Supplied entries:
- - -
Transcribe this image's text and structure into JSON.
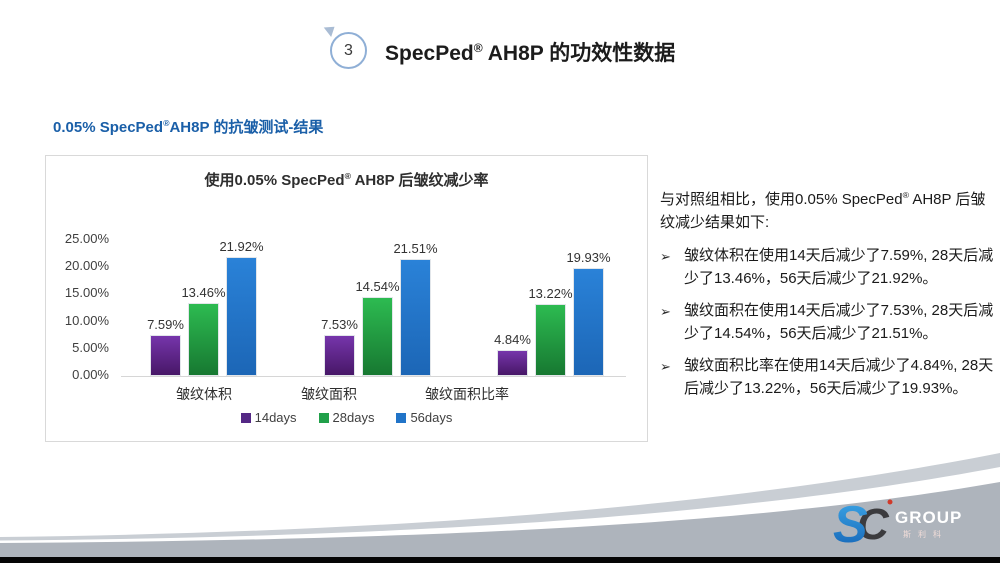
{
  "header": {
    "step_number": "3",
    "title": {
      "brand": "SpecPed",
      "reg": "®",
      "rest": " AH8P 的功效性数据"
    }
  },
  "subtitle": {
    "pre": "0.05% SpecPed",
    "reg": "®",
    "post": "AH8P 的抗皱测试-结果"
  },
  "results": {
    "intro": {
      "pre": "与对照组相比，使用0.05% SpecPed",
      "reg": "®",
      "post": " AH8P 后皱纹减少结果如下:"
    },
    "bullet_marker": "➢",
    "bullets": [
      "皱纹体积在使用14天后减少了7.59%, 28天后减少了13.46%，56天后减少了21.92%。",
      "皱纹面积在使用14天后减少了7.53%, 28天后减少了14.54%，56天后减少了21.51%。",
      "皱纹面积比率在使用14天后减少了4.84%, 28天后减少了13.22%，56天后减少了19.93%。"
    ]
  },
  "chart_data": {
    "type": "bar",
    "title": {
      "pre": "使用0.05% SpecPed",
      "reg": "®",
      "post": " AH8P 后皱纹减少率"
    },
    "title_full": "使用0.05% SpecPed® AH8P 后皱纹减少率",
    "categories": [
      "皱纹体积",
      "皱纹面积",
      "皱纹面积比率"
    ],
    "series": [
      {
        "name": "14days",
        "color": "#542885",
        "gradient": [
          "#7635ab",
          "#471767"
        ],
        "values": [
          7.59,
          7.53,
          4.84
        ]
      },
      {
        "name": "28days",
        "color": "#21a04a",
        "gradient": [
          "#2dbb51",
          "#177831"
        ],
        "values": [
          13.46,
          14.54,
          13.22
        ]
      },
      {
        "name": "56days",
        "color": "#2174c8",
        "gradient": [
          "#2a82d8",
          "#1c66b6"
        ],
        "values": [
          21.92,
          21.51,
          19.93
        ]
      }
    ],
    "y_ticks": [
      {
        "value": 0,
        "label": "0.00%"
      },
      {
        "value": 5,
        "label": "5.00%"
      },
      {
        "value": 10,
        "label": "10.00%"
      },
      {
        "value": 15,
        "label": "15.00%"
      },
      {
        "value": 20,
        "label": "20.00%"
      },
      {
        "value": 25,
        "label": "25.00%"
      }
    ],
    "ylim": [
      0,
      25
    ],
    "value_suffix": "%",
    "grid": false,
    "legend_position": "bottom"
  },
  "logo": {
    "mark_s": "S",
    "mark_c": "C",
    "name": "GROUP",
    "subtext": "斯利科"
  },
  "colors": {
    "accent_blue": "#1a5fa8",
    "swoosh_silver": "#c9ced4",
    "swoosh_gray": "#aeb4bc",
    "logo_blue_top": "#3fa9e8",
    "logo_blue_bottom": "#1261b4",
    "logo_dark": "#3b3b3e",
    "logo_red": "#d03a2a"
  }
}
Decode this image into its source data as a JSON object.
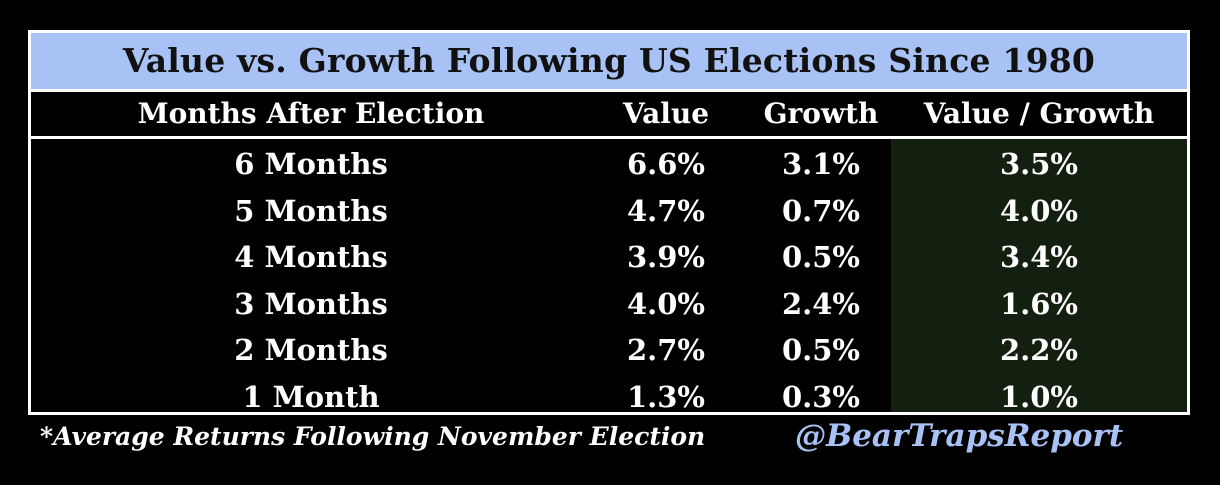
- - -
Brief:
Copy out each line of the listing that holds "label".

Response for this exercise:
        "label": "0.00%"
        "label": "5.00%"
        "label": "10.00%"
        "label": "15.00%"
        "label": "20.00%"
        "label": "25.00%"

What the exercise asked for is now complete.